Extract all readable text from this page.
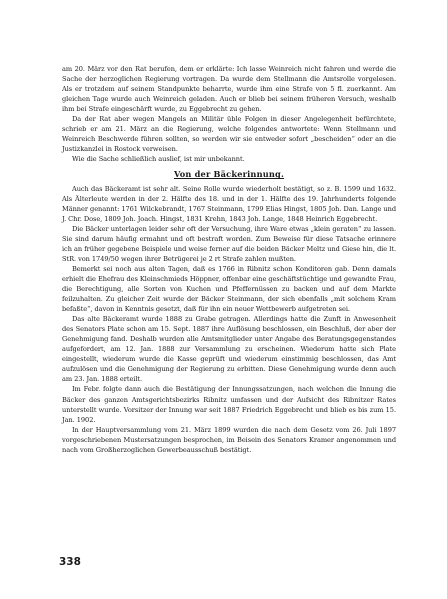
am 20. März vor den Rat berufen, dem er erklärte: Ich lasse Weinreich nicht fahren und werde die Sache der herzoglichen Regierung vortragen. Da wurde dem Stellmann die Amtsrolle vorgelesen. Als er trotzdem auf seinem Standpunkte beharrte, wurde ihm eine Strafe von 5 fl. zuerkannt. Am gleichen Tage wurde auch Weinreich geladen. Auch er blieb bei seinem früheren Versuch, weshalb ihm bei Strafe eingeschärft wurde, zu Eggebrecht zu gehen.

Da der Rat aber wegen Mangels an Militär üble Folgen in dieser Angelegenheit befürchtete, schrieb er am 21. März an die Regierung, welche folgendes antwortete: Wenn Stellmann und Weinreich Beschwerde führen sollten, so werden wir sie entweder sofort „bescheiden“ oder an die Justizkanzlei in Rostock verweisen.

Wie die Sache schließlich auslief, ist mir unbekannt.

Von der Bäckerinnung.

Auch das Bäckeramt ist sehr alt. Seine Rolle wurde wiederholt bestätigt, so z. B. 1599 und 1632. Als Älterleute werden in der 2. Hälfte des 18. und in der 1. Hälfte des 19. Jahrhunderts folgende Männer genannt: 1761 Wilckebrandt, 1767 Steinmann, 1799 Elias Hingst, 1805 Joh. Dan. Lange und J. Chr. Dose, 1809 Joh. Joach. Hingst, 1831 Krehn, 1843 Joh. Lange, 1848 Heinrich Eggebrecht.

Die Bäcker unterlagen leider sehr oft der Versuchung, ihre Ware etwas „klein geraten“ zu lassen. Sie sind darum häufig ermahnt und oft bestraft worden. Zum Beweise für diese Tatsache erinnere ich an früher gegebene Beispiele und weise ferner auf die beiden Bäcker Meltz und Giese hin, die lt. StR. von 1749/50 wegen ihrer Betrügerei je 2 rt Strafe zahlen mußten.

Bemerkt sei noch aus alten Tagen, daß es 1766 in Ribnitz schon Konditoren gab. Denn damals erhielt die Ehefrau des Kleinschmieds Höppner, offenbar eine geschäftstüchtige und gewandte Frau, die Berechtigung, alle Sorten von Kuchen und Pfeffernüssen zu backen und auf dem Markte feilzuhalten. Zu gleicher Zeit wurde der Bäcker Steinmann, der sich ebenfalls „mit solchem Kram befaßte“, davon in Kenntnis gesetzt, daß für ihn ein neuer Wettbewerb aufgetreten sei.

Das alte Bäckeramt wurde 1888 zu Grabe getragen. Allerdings hatte die Zunft in Anwesenheit des Senators Plate schon am 15. Sept. 1887 ihre Auflösung beschlossen, ein Beschluß, der aber der Genehmigung fand. Deshalb wurden alle Amtsmitglieder unter Angabe des Beratungsgegenstandes aufgefordert, am 12. Jan. 1888 zur Versammlung zu erscheinen. Wiederum hatte sich Plate eingestellt, wiederum wurde die Kasse geprüft und wiederum einstimmig beschlossen, das Amt aufzulösen und die Genehmigung der Regierung zu erbitten. Diese Genehmigung wurde denn auch am 23. Jan. 1888 erteilt.

Im Febr. folgte dann auch die Bestätigung der Innungssatzungen, nach welchen die Innung die Bäcker des ganzen Amtsgerichtsbezirks Ribnitz umfassen und der Aufsicht des Ribnitzer Rates unterstellt wurde. Vorsitzer der Innung war seit 1887 Friedrich Eggebrecht und blieb es bis zum 15. Jan. 1902.

In der Hauptversammlung vom 21. März 1899 wurden die nach dem Gesetz vom 26. Juli 1897 vorgeschriebenen Mustersatzungen besprochen, im Beisein des Senators Kramer angenommen und nach vom Großherzoglichen Gewerbeausschuß bestätigt.

338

==================================================

● **ACTIVITY**: Every entry above should be restated word for word, with the images left out.

● **REPLY TO THE TASK**:
Extract all readable text from this page.
am 20. März vor den Rat berufen, dem er erklärte: Ich lasse Weinreich nicht fahren und werde die Sache der herzoglichen Regierung vortragen. Da wurde dem Stellmann die Amtsrolle vorgelesen. Als er trotzdem auf seinem Standpunkte beharrte, wurde ihm eine Strafe von 5 fl. zuerkannt. Am gleichen Tage wurde auch Weinreich geladen. Auch er blieb bei seinem früheren Versuch, weshalb ihm bei Strafe eingeschärft wurde, zu Eggebrecht zu gehen.

Da der Rat aber wegen Mangels an Militär üble Folgen in dieser Angelegenheit befürchtete, schrieb er am 21. März an die Regierung, welche folgendes antwortete: Wenn Stellmann und Weinreich Beschwerde führen sollten, so werden wir sie entweder sofort „bescheiden“ oder an die Justizkanzlei in Rostock verweisen.

Wie die Sache schließlich auslief, ist mir unbekannt.

Von der Bäckerinnung.

Auch das Bäckeramt ist sehr alt. Seine Rolle wurde wiederholt bestätigt, so z. B. 1599 und 1632. Als Älterleute werden in der 2. Hälfte des 18. und in der 1. Hälfte des 19. Jahrhunderts folgende Männer genannt: 1761 Wilckebrandt, 1767 Steinmann, 1799 Elias Hingst, 1805 Joh. Dan. Lange und J. Chr. Dose, 1809 Joh. Joach. Hingst, 1831 Krehn, 1843 Joh. Lange, 1848 Heinrich Eggebrecht.

Die Bäcker unterlagen leider sehr oft der Versuchung, ihre Ware etwas „klein geraten“ zu lassen. Sie sind darum häufig ermahnt und oft bestraft worden. Zum Beweise für diese Tatsache erinnere ich an früher gegebene Beispiele und weise ferner auf die beiden Bäcker Meltz und Giese hin, die lt. StR. von 1749/50 wegen ihrer Betrügerei je 2 rt Strafe zahlen mußten.

Bemerkt sei noch aus alten Tagen, daß es 1766 in Ribnitz schon Konditoren gab. Denn damals erhielt die Ehefrau des Kleinschmieds Höppner, offenbar eine geschäftstüchtige und gewandte Frau, die Berechtigung, alle Sorten von Kuchen und Pfeffernüssen zu backen und auf dem Markte feilzuhalten. Zu gleicher Zeit wurde der Bäcker Steinmann, der sich ebenfalls „mit solchem Kram befaßte“, davon in Kenntnis gesetzt, daß für ihn ein neuer Wettbewerb aufgetreten sei.

Das alte Bäckeramt wurde 1888 zu Grabe getragen. Allerdings hatte die Zunft in Anwesenheit des Senators Plate schon am 15. Sept. 1887 ihre Auflösung beschlossen, ein Beschluß, der aber der Genehmigung fand. Deshalb wurden alle Amtsmitglieder unter Angabe des Beratungsgegenstandes aufgefordert, am 12. Jan. 1888 zur Versammlung zu erscheinen. Wiederum hatte sich Plate eingestellt, wiederum wurde die Kasse geprüft und wiederum einstimmig beschlossen, das Amt aufzulösen und die Genehmigung der Regierung zu erbitten. Diese Genehmigung wurde denn auch am 23. Jan. 1888 erteilt.

Im Febr. folgte dann auch die Bestätigung der Innungssatzungen, nach welchen die Innung die Bäcker des ganzen Amtsgerichtsbezirks Ribnitz umfassen und der Aufsicht des Ribnitzer Rates unterstellt wurde. Vorsitzer der Innung war seit 1887 Friedrich Eggebrecht und blieb es bis zum 15. Jan. 1902.

In der Hauptversammlung vom 21. März 1899 wurden die nach dem Gesetz vom 26. Juli 1897 vorgeschriebenen Mustersatzungen besprochen, im Beisein des Senators Kramer angenommen und nach vom Großherzoglichen Gewerbeausschuß bestätigt.

338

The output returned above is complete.